##### Data to use #####

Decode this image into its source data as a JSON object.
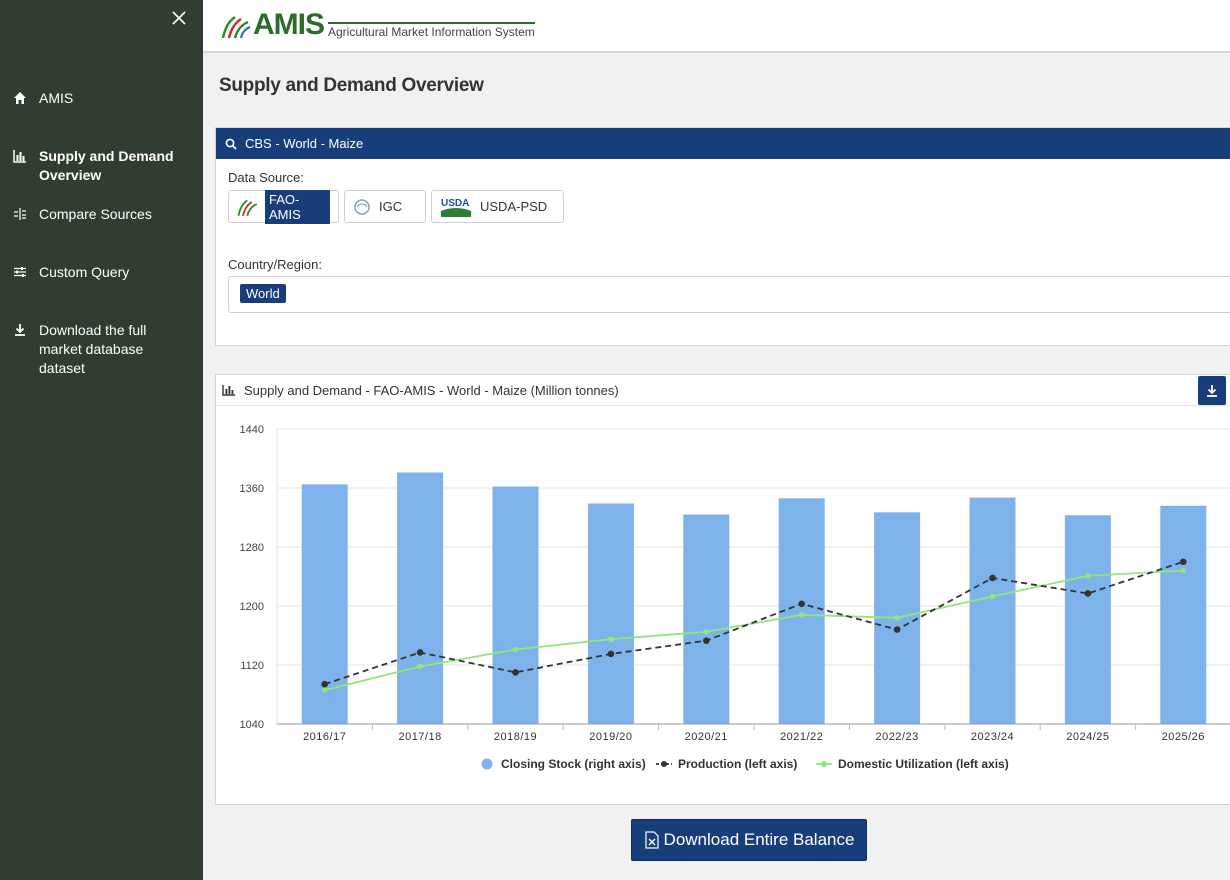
{
  "sidebar": {
    "items": [
      {
        "label": "AMIS",
        "icon": "home-icon"
      },
      {
        "label": "Supply and Demand Overview",
        "icon": "bar-chart-icon",
        "active": true
      },
      {
        "label": "Compare Sources",
        "icon": "compare-icon"
      },
      {
        "label": "Custom Query",
        "icon": "sliders-icon"
      },
      {
        "label": "Download the full market database dataset",
        "icon": "download-icon"
      }
    ]
  },
  "header": {
    "logo_text": "AMIS",
    "logo_subtitle": "Agricultural Market Information System"
  },
  "page_title": "Supply and Demand Overview",
  "filter_panel": {
    "title": "CBS - World - Maize",
    "data_source_label": "Data Source:",
    "sources": [
      {
        "label": "FAO-AMIS",
        "selected": true
      },
      {
        "label": "IGC",
        "selected": false
      },
      {
        "label": "USDA-PSD",
        "selected": false
      }
    ],
    "country_label": "Country/Region:",
    "country_value": "World"
  },
  "chart_panel": {
    "title": "Supply and Demand - FAO-AMIS - World - Maize (Million tonnes)"
  },
  "download_button": "Download Entire Balance",
  "colors": {
    "sidebar_bg": "#323d31",
    "navy": "#173e7a",
    "bar": "#7db3ea",
    "production": "#333333",
    "utilization": "#90e87a"
  },
  "chart_data": {
    "type": "bar",
    "categories": [
      "2016/17",
      "2017/18",
      "2018/19",
      "2019/20",
      "2020/21",
      "2021/22",
      "2022/23",
      "2023/24",
      "2024/25",
      "2025/26"
    ],
    "y_ticks": [
      1040,
      1120,
      1200,
      1280,
      1360,
      1440
    ],
    "ylim": [
      1040,
      1440
    ],
    "grid": true,
    "legend_position": "bottom",
    "series": [
      {
        "name": "Closing Stock (right axis)",
        "type": "bar",
        "values": [
          1365,
          1381,
          1362,
          1339,
          1324,
          1346,
          1327,
          1347,
          1323,
          1336
        ]
      },
      {
        "name": "Production (left axis)",
        "type": "line",
        "dashed": true,
        "values": [
          1094,
          1137,
          1110,
          1135,
          1153,
          1203,
          1168,
          1238,
          1217,
          1260
        ]
      },
      {
        "name": "Domestic Utilization (left axis)",
        "type": "line",
        "values": [
          1086,
          1118,
          1141,
          1155,
          1165,
          1188,
          1184,
          1213,
          1241,
          1248
        ]
      }
    ]
  }
}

#####

*Do this:* Leave out the pictures and return every record word for word.

*Output of the exercise:*
Decode this image into its source data as a JSON object.
{
  "sidebar": {
    "items": [
      {
        "label": "AMIS",
        "icon": "home-icon"
      },
      {
        "label": "Supply and Demand Overview",
        "icon": "bar-chart-icon",
        "active": true
      },
      {
        "label": "Compare Sources",
        "icon": "compare-icon"
      },
      {
        "label": "Custom Query",
        "icon": "sliders-icon"
      },
      {
        "label": "Download the full market database dataset",
        "icon": "download-icon"
      }
    ]
  },
  "header": {
    "logo_text": "AMIS",
    "logo_subtitle": "Agricultural Market Information System"
  },
  "page_title": "Supply and Demand Overview",
  "filter_panel": {
    "title": "CBS - World - Maize",
    "data_source_label": "Data Source:",
    "sources": [
      {
        "label": "FAO-AMIS",
        "selected": true
      },
      {
        "label": "IGC",
        "selected": false
      },
      {
        "label": "USDA-PSD",
        "selected": false
      }
    ],
    "country_label": "Country/Region:",
    "country_value": "World"
  },
  "chart_panel": {
    "title": "Supply and Demand - FAO-AMIS - World - Maize (Million tonnes)"
  },
  "download_button": "Download Entire Balance",
  "colors": {
    "sidebar_bg": "#323d31",
    "navy": "#173e7a",
    "bar": "#7db3ea",
    "production": "#333333",
    "utilization": "#90e87a"
  },
  "chart_data": {
    "type": "bar",
    "categories": [
      "2016/17",
      "2017/18",
      "2018/19",
      "2019/20",
      "2020/21",
      "2021/22",
      "2022/23",
      "2023/24",
      "2024/25",
      "2025/26"
    ],
    "y_ticks": [
      1040,
      1120,
      1200,
      1280,
      1360,
      1440
    ],
    "ylim": [
      1040,
      1440
    ],
    "grid": true,
    "legend_position": "bottom",
    "series": [
      {
        "name": "Closing Stock (right axis)",
        "type": "bar",
        "values": [
          1365,
          1381,
          1362,
          1339,
          1324,
          1346,
          1327,
          1347,
          1323,
          1336
        ]
      },
      {
        "name": "Production (left axis)",
        "type": "line",
        "dashed": true,
        "values": [
          1094,
          1137,
          1110,
          1135,
          1153,
          1203,
          1168,
          1238,
          1217,
          1260
        ]
      },
      {
        "name": "Domestic Utilization (left axis)",
        "type": "line",
        "values": [
          1086,
          1118,
          1141,
          1155,
          1165,
          1188,
          1184,
          1213,
          1241,
          1248
        ]
      }
    ]
  }
}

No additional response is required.